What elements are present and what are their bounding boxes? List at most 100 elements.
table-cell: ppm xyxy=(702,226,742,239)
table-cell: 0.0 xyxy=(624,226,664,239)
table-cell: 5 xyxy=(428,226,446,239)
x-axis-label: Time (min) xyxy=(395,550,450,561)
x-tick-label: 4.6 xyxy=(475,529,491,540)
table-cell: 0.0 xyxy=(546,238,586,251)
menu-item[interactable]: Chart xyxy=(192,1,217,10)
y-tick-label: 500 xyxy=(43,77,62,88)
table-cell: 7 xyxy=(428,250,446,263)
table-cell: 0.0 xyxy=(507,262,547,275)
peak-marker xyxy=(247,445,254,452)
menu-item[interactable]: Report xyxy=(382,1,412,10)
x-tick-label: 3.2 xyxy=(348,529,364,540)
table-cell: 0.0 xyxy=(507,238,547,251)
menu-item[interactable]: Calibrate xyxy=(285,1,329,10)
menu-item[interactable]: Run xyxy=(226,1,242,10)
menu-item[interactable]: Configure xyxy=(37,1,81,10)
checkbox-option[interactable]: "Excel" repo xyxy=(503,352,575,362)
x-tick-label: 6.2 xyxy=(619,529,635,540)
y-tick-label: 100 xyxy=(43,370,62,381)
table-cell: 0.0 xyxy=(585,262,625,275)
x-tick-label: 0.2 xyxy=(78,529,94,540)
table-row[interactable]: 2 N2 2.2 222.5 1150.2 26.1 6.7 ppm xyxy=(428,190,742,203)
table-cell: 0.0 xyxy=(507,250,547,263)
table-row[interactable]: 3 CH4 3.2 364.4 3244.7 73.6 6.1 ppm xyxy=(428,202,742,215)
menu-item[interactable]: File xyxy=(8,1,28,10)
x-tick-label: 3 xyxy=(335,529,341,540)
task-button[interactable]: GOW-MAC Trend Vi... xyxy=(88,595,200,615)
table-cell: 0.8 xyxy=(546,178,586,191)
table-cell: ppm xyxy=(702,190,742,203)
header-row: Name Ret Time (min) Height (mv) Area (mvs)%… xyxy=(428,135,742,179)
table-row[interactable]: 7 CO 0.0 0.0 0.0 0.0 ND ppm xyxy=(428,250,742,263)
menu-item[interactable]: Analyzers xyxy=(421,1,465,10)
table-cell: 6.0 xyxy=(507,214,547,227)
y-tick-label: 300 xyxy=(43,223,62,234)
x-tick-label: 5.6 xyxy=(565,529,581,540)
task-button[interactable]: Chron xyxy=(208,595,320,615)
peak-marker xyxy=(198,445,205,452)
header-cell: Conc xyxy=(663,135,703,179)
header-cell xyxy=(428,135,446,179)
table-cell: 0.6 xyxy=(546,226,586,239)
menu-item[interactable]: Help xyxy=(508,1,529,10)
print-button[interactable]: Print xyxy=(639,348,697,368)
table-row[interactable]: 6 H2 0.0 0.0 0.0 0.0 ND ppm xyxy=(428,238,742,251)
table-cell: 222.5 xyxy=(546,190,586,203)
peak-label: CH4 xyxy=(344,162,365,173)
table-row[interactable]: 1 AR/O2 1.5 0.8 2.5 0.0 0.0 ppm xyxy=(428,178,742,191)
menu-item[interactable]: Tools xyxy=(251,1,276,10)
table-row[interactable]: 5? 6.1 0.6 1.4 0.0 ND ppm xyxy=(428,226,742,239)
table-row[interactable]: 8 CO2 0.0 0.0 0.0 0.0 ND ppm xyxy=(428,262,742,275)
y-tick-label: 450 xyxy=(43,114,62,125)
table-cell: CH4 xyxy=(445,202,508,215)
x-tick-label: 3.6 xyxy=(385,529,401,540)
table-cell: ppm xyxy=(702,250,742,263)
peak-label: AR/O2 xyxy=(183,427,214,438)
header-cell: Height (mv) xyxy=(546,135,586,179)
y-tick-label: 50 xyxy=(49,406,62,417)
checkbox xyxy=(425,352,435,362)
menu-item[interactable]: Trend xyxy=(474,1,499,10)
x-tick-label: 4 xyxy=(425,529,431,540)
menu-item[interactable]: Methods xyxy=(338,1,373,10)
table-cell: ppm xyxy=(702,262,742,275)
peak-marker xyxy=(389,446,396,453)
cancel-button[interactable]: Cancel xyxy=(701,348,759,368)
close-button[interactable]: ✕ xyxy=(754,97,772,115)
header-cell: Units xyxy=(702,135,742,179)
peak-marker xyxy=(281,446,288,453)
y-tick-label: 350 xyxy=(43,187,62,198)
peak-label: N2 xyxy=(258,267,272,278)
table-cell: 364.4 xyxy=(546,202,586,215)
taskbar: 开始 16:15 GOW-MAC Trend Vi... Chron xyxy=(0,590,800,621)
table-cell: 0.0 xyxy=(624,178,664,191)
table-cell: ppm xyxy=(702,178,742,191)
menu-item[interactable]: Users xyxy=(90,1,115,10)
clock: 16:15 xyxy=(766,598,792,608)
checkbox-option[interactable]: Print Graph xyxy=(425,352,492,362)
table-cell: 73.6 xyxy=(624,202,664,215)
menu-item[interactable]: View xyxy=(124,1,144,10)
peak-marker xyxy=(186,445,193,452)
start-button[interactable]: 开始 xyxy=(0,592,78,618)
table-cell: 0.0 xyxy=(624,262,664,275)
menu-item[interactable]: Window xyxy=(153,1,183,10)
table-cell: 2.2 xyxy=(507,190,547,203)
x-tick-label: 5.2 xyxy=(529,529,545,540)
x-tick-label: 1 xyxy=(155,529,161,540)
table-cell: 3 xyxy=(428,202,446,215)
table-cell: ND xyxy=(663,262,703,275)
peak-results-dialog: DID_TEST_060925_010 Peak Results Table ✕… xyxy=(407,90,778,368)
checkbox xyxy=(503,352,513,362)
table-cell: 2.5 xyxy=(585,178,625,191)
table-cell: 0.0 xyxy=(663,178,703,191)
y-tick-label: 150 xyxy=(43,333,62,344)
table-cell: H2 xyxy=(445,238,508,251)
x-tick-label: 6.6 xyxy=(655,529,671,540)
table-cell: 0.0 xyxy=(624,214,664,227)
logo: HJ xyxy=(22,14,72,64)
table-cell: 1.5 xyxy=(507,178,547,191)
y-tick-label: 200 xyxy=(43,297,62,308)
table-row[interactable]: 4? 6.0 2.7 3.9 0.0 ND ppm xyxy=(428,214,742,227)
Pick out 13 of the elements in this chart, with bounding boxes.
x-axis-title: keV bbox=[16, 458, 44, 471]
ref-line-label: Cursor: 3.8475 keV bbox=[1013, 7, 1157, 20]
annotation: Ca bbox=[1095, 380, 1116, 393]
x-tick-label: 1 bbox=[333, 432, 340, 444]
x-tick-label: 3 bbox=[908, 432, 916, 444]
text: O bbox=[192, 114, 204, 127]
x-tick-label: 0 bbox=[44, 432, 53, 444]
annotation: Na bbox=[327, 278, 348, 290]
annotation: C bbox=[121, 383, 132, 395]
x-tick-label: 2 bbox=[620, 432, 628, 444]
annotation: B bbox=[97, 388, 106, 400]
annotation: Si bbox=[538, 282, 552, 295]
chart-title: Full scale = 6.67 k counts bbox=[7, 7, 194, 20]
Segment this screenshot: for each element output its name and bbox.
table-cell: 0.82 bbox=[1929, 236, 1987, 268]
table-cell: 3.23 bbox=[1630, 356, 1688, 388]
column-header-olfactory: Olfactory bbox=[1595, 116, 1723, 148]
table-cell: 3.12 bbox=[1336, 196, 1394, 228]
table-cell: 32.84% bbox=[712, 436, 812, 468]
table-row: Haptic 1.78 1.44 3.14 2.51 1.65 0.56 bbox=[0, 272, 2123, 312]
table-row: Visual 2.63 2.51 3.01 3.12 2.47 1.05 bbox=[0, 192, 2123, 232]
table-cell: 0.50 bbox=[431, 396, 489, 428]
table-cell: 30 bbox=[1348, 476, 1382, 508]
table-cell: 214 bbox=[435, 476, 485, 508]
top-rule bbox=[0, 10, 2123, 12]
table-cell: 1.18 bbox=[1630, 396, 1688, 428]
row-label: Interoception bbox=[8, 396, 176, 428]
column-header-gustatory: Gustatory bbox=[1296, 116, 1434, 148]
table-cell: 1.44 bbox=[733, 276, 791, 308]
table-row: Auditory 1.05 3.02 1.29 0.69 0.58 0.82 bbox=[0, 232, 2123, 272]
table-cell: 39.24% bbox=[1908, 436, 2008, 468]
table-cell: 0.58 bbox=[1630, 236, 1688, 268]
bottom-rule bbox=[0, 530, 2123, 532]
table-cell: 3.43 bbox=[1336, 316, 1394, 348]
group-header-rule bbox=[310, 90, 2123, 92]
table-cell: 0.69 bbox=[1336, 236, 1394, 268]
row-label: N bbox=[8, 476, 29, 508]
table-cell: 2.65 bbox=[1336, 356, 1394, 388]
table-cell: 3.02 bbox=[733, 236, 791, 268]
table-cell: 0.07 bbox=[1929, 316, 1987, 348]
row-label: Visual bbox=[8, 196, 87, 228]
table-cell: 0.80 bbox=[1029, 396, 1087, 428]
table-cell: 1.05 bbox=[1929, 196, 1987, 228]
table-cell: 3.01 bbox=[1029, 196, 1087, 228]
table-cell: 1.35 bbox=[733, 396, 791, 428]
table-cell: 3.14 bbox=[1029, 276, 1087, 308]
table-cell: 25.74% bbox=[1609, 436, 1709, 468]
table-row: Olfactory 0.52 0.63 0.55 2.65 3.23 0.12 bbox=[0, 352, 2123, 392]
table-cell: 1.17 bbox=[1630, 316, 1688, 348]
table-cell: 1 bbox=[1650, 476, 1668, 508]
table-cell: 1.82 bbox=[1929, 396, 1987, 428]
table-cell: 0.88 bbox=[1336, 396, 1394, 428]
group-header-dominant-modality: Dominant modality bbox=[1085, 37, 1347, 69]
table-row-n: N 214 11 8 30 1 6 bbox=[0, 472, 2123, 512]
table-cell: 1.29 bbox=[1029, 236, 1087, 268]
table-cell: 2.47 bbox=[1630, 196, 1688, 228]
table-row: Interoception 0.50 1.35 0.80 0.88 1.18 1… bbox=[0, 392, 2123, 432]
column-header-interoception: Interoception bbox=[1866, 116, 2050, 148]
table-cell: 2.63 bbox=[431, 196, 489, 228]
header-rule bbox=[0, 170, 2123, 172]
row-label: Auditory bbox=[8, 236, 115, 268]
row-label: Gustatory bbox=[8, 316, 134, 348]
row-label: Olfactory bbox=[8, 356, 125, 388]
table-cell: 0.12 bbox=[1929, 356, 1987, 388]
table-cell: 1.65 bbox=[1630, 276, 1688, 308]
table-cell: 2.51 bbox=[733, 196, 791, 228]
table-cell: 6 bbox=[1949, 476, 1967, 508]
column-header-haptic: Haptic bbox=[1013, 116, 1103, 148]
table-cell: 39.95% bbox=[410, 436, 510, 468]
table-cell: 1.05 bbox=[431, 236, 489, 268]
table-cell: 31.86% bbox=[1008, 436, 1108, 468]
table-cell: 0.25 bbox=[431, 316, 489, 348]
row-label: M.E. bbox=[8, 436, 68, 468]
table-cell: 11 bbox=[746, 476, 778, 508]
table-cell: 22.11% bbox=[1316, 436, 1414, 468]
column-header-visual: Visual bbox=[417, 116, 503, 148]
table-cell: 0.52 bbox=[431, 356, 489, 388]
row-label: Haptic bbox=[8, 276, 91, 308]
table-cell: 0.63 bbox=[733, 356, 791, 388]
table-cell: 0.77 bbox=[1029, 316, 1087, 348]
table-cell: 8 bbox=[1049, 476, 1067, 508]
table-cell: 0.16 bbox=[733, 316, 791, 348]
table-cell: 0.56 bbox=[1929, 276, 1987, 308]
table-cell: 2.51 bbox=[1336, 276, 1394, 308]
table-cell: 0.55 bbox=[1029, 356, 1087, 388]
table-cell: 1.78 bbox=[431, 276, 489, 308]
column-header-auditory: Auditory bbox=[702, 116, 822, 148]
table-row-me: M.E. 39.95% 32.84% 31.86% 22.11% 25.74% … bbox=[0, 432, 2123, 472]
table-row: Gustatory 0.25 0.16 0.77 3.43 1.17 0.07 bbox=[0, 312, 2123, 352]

────────────────────────────────────────

◆ Task
Copy out the records exactly, starting at the first line and ending at the line that contains "x-tick-label: 0.2 xyxy=(78,529,94,540)".

◆ Task result
What elements are present and what are their bounding boxes? List at most 100 elements.
table-cell: ppm xyxy=(702,226,742,239)
table-cell: 0.0 xyxy=(624,226,664,239)
table-cell: 5 xyxy=(428,226,446,239)
x-axis-label: Time (min) xyxy=(395,550,450,561)
x-tick-label: 4.6 xyxy=(475,529,491,540)
table-cell: 0.0 xyxy=(546,238,586,251)
menu-item[interactable]: Chart xyxy=(192,1,217,10)
y-tick-label: 500 xyxy=(43,77,62,88)
table-cell: 7 xyxy=(428,250,446,263)
table-cell: 0.0 xyxy=(507,262,547,275)
peak-marker xyxy=(247,445,254,452)
menu-item[interactable]: Report xyxy=(382,1,412,10)
x-tick-label: 3.2 xyxy=(348,529,364,540)
table-cell: 0.0 xyxy=(507,238,547,251)
menu-item[interactable]: Calibrate xyxy=(285,1,329,10)
menu-item[interactable]: Run xyxy=(226,1,242,10)
menu-item[interactable]: Configure xyxy=(37,1,81,10)
checkbox-option[interactable]: "Excel" repo xyxy=(503,352,575,362)
x-tick-label: 6.2 xyxy=(619,529,635,540)
y-tick-label: 100 xyxy=(43,370,62,381)
table-cell: 0.0 xyxy=(585,262,625,275)
x-tick-label: 0.2 xyxy=(78,529,94,540)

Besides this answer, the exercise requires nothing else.